## [WHAT IS EXPECTED]
Rewrite every one of the items below, replacing "Legend" with "Key" and keeping everything else the same. Omit the pictures from your answer.

## [DATA ROWS]
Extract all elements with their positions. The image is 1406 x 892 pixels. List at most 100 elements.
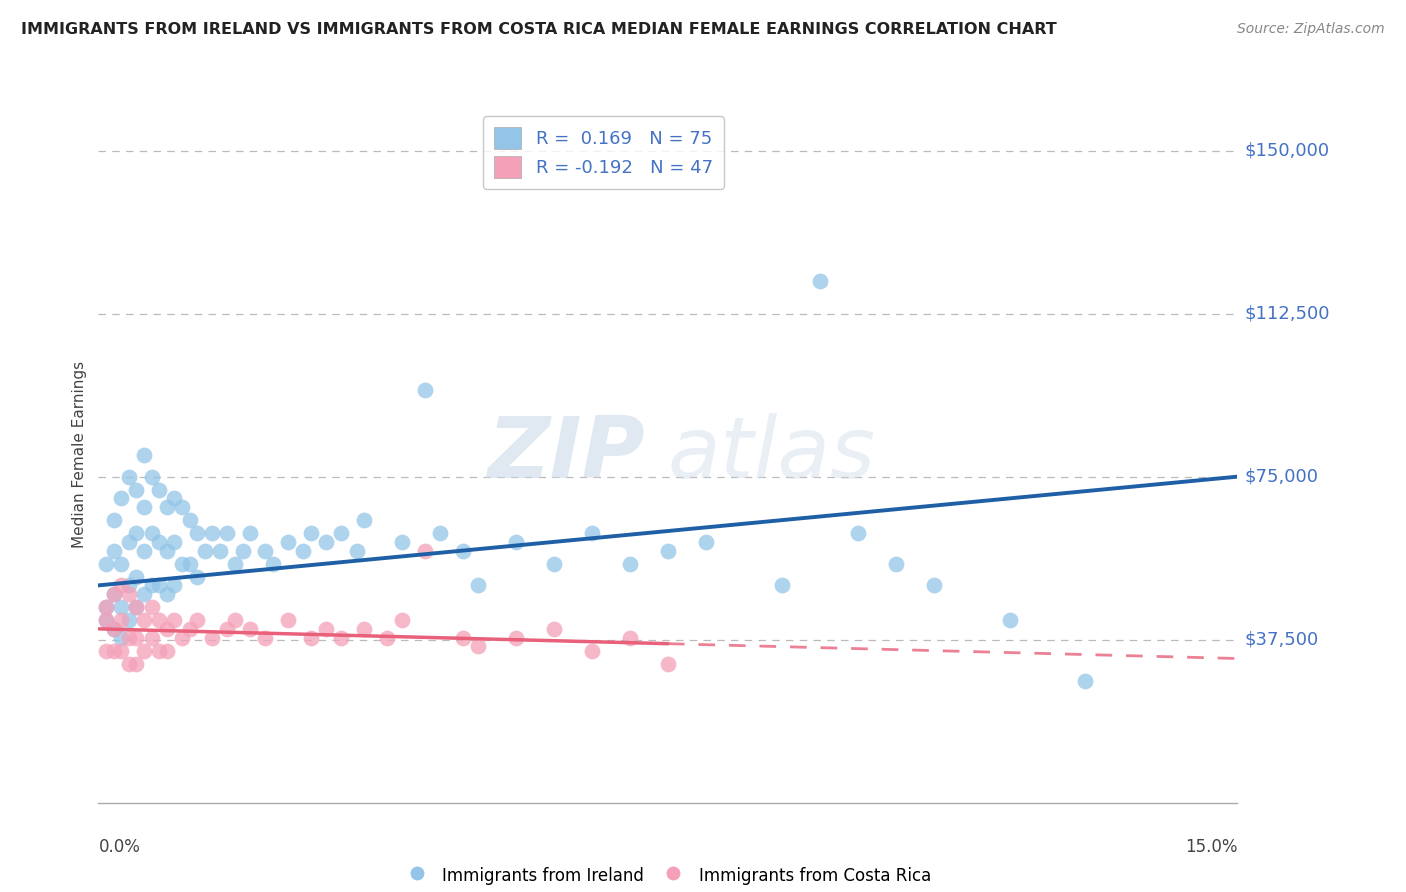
Point bbox=[118, 631, 141, 645]
Legend: Immigrants from Ireland, Immigrants from Costa Rica: Immigrants from Ireland, Immigrants from… bbox=[398, 858, 938, 892]
Point bbox=[125, 600, 148, 615]
Point bbox=[125, 657, 148, 671]
Point bbox=[156, 500, 179, 514]
Point bbox=[239, 622, 262, 636]
Point bbox=[543, 622, 565, 636]
Point bbox=[94, 600, 117, 615]
Point bbox=[581, 643, 603, 657]
Point bbox=[170, 631, 193, 645]
Point bbox=[201, 631, 224, 645]
Point bbox=[94, 613, 117, 627]
Point bbox=[156, 587, 179, 601]
Point bbox=[292, 543, 315, 558]
Point bbox=[201, 526, 224, 541]
Point bbox=[170, 557, 193, 571]
Point bbox=[299, 631, 322, 645]
Point bbox=[148, 534, 170, 549]
Point bbox=[118, 534, 141, 549]
Point bbox=[581, 526, 603, 541]
Point bbox=[224, 557, 246, 571]
Text: $112,500: $112,500 bbox=[1244, 304, 1330, 323]
Point bbox=[103, 543, 125, 558]
Point bbox=[110, 631, 132, 645]
Point bbox=[299, 526, 322, 541]
Point bbox=[224, 613, 246, 627]
Point bbox=[103, 643, 125, 657]
Point bbox=[808, 274, 831, 288]
Point bbox=[179, 557, 201, 571]
Point bbox=[330, 631, 353, 645]
Point bbox=[141, 631, 163, 645]
Point bbox=[186, 526, 208, 541]
Text: 15.0%: 15.0% bbox=[1185, 838, 1237, 856]
Point bbox=[346, 543, 368, 558]
Point bbox=[163, 534, 186, 549]
Point bbox=[103, 622, 125, 636]
Point bbox=[239, 526, 262, 541]
Point bbox=[156, 643, 179, 657]
Point bbox=[619, 557, 641, 571]
Point bbox=[141, 600, 163, 615]
Text: $37,500: $37,500 bbox=[1244, 631, 1319, 648]
Point bbox=[179, 622, 201, 636]
Point bbox=[217, 526, 239, 541]
Point bbox=[186, 570, 208, 584]
Point bbox=[179, 513, 201, 527]
Text: $150,000: $150,000 bbox=[1244, 142, 1330, 160]
Point bbox=[132, 613, 155, 627]
Text: ZIP: ZIP bbox=[488, 413, 645, 497]
Point bbox=[413, 383, 436, 397]
Point bbox=[132, 587, 155, 601]
Point bbox=[262, 557, 284, 571]
Point bbox=[505, 534, 527, 549]
Point bbox=[132, 543, 155, 558]
Point bbox=[254, 543, 277, 558]
Point bbox=[148, 483, 170, 497]
Point bbox=[429, 526, 451, 541]
Point bbox=[922, 578, 945, 592]
Point bbox=[315, 622, 337, 636]
Point bbox=[232, 543, 254, 558]
Point bbox=[884, 557, 907, 571]
Point bbox=[170, 500, 193, 514]
Point bbox=[467, 578, 489, 592]
Point bbox=[375, 631, 398, 645]
Point bbox=[413, 543, 436, 558]
Point bbox=[208, 543, 231, 558]
Point bbox=[94, 613, 117, 627]
Point bbox=[110, 600, 132, 615]
Text: 0.0%: 0.0% bbox=[98, 838, 141, 856]
Point bbox=[467, 639, 489, 653]
Point bbox=[770, 578, 793, 592]
Point bbox=[217, 622, 239, 636]
Point bbox=[141, 578, 163, 592]
Point bbox=[110, 578, 132, 592]
Point bbox=[110, 557, 132, 571]
Point bbox=[103, 587, 125, 601]
Point bbox=[125, 600, 148, 615]
Point bbox=[103, 622, 125, 636]
Text: Source: ZipAtlas.com: Source: ZipAtlas.com bbox=[1237, 22, 1385, 37]
Point bbox=[125, 526, 148, 541]
Point bbox=[94, 600, 117, 615]
Point bbox=[505, 631, 527, 645]
Point bbox=[391, 534, 413, 549]
Point bbox=[141, 526, 163, 541]
Point bbox=[94, 557, 117, 571]
Point bbox=[353, 513, 375, 527]
Point bbox=[118, 469, 141, 483]
Point bbox=[186, 613, 208, 627]
Point bbox=[148, 613, 170, 627]
Point bbox=[619, 631, 641, 645]
Point bbox=[1074, 674, 1097, 689]
Point bbox=[118, 657, 141, 671]
Point bbox=[118, 578, 141, 592]
Point bbox=[110, 613, 132, 627]
Point bbox=[277, 613, 299, 627]
Point bbox=[543, 557, 565, 571]
Point bbox=[277, 534, 299, 549]
Point bbox=[163, 578, 186, 592]
Point bbox=[695, 534, 717, 549]
Point bbox=[94, 643, 117, 657]
Point bbox=[132, 500, 155, 514]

## [EXERCISE SOLUTION]
Extract all elements with their positions. The image is 1406 x 892 pixels. List at most 100 elements.
Point bbox=[118, 631, 141, 645]
Key: Immigrants from Ireland, Immigrants from Costa Rica: Immigrants from Ireland, Immigrants from… bbox=[398, 858, 938, 892]
Point bbox=[125, 600, 148, 615]
Point bbox=[125, 657, 148, 671]
Point bbox=[156, 500, 179, 514]
Point bbox=[239, 622, 262, 636]
Point bbox=[543, 622, 565, 636]
Point bbox=[94, 600, 117, 615]
Point bbox=[581, 643, 603, 657]
Point bbox=[170, 631, 193, 645]
Point bbox=[201, 631, 224, 645]
Point bbox=[94, 613, 117, 627]
Point bbox=[156, 587, 179, 601]
Point bbox=[292, 543, 315, 558]
Point bbox=[201, 526, 224, 541]
Point bbox=[170, 557, 193, 571]
Point bbox=[299, 631, 322, 645]
Point bbox=[148, 534, 170, 549]
Point bbox=[118, 534, 141, 549]
Point bbox=[581, 526, 603, 541]
Point bbox=[224, 557, 246, 571]
Text: $112,500: $112,500 bbox=[1244, 304, 1330, 323]
Point bbox=[103, 543, 125, 558]
Point bbox=[110, 631, 132, 645]
Point bbox=[299, 526, 322, 541]
Point bbox=[224, 613, 246, 627]
Point bbox=[103, 643, 125, 657]
Point bbox=[808, 274, 831, 288]
Point bbox=[179, 557, 201, 571]
Point bbox=[330, 631, 353, 645]
Point bbox=[141, 631, 163, 645]
Point bbox=[186, 526, 208, 541]
Text: 15.0%: 15.0% bbox=[1185, 838, 1237, 856]
Point bbox=[346, 543, 368, 558]
Point bbox=[163, 534, 186, 549]
Point bbox=[103, 622, 125, 636]
Point bbox=[239, 526, 262, 541]
Point bbox=[156, 643, 179, 657]
Point bbox=[619, 557, 641, 571]
Point bbox=[141, 600, 163, 615]
Text: $37,500: $37,500 bbox=[1244, 631, 1319, 648]
Point bbox=[179, 622, 201, 636]
Point bbox=[217, 526, 239, 541]
Point bbox=[186, 570, 208, 584]
Point bbox=[179, 513, 201, 527]
Text: $150,000: $150,000 bbox=[1244, 142, 1330, 160]
Point bbox=[132, 613, 155, 627]
Text: ZIP: ZIP bbox=[488, 413, 645, 497]
Point bbox=[413, 383, 436, 397]
Point bbox=[132, 587, 155, 601]
Point bbox=[262, 557, 284, 571]
Point bbox=[505, 534, 527, 549]
Point bbox=[132, 543, 155, 558]
Point bbox=[254, 543, 277, 558]
Point bbox=[148, 483, 170, 497]
Point bbox=[429, 526, 451, 541]
Point bbox=[922, 578, 945, 592]
Point bbox=[315, 622, 337, 636]
Point bbox=[232, 543, 254, 558]
Point bbox=[884, 557, 907, 571]
Point bbox=[170, 500, 193, 514]
Point bbox=[467, 578, 489, 592]
Point bbox=[375, 631, 398, 645]
Point bbox=[413, 543, 436, 558]
Point bbox=[208, 543, 231, 558]
Point bbox=[94, 613, 117, 627]
Point bbox=[110, 600, 132, 615]
Text: 0.0%: 0.0% bbox=[98, 838, 141, 856]
Point bbox=[467, 639, 489, 653]
Point bbox=[770, 578, 793, 592]
Point bbox=[217, 622, 239, 636]
Point bbox=[141, 578, 163, 592]
Point bbox=[110, 578, 132, 592]
Point bbox=[110, 557, 132, 571]
Point bbox=[103, 587, 125, 601]
Point bbox=[125, 600, 148, 615]
Point bbox=[103, 622, 125, 636]
Text: Source: ZipAtlas.com: Source: ZipAtlas.com bbox=[1237, 22, 1385, 37]
Point bbox=[125, 526, 148, 541]
Point bbox=[94, 600, 117, 615]
Point bbox=[505, 631, 527, 645]
Point bbox=[391, 534, 413, 549]
Point bbox=[141, 526, 163, 541]
Point bbox=[94, 557, 117, 571]
Point bbox=[353, 513, 375, 527]
Point bbox=[118, 469, 141, 483]
Point bbox=[186, 613, 208, 627]
Point bbox=[148, 613, 170, 627]
Point bbox=[619, 631, 641, 645]
Point bbox=[1074, 674, 1097, 689]
Point bbox=[118, 657, 141, 671]
Point bbox=[118, 578, 141, 592]
Point bbox=[110, 613, 132, 627]
Point bbox=[277, 613, 299, 627]
Point bbox=[543, 557, 565, 571]
Point bbox=[277, 534, 299, 549]
Point bbox=[163, 578, 186, 592]
Point bbox=[695, 534, 717, 549]
Point bbox=[94, 643, 117, 657]
Point bbox=[132, 500, 155, 514]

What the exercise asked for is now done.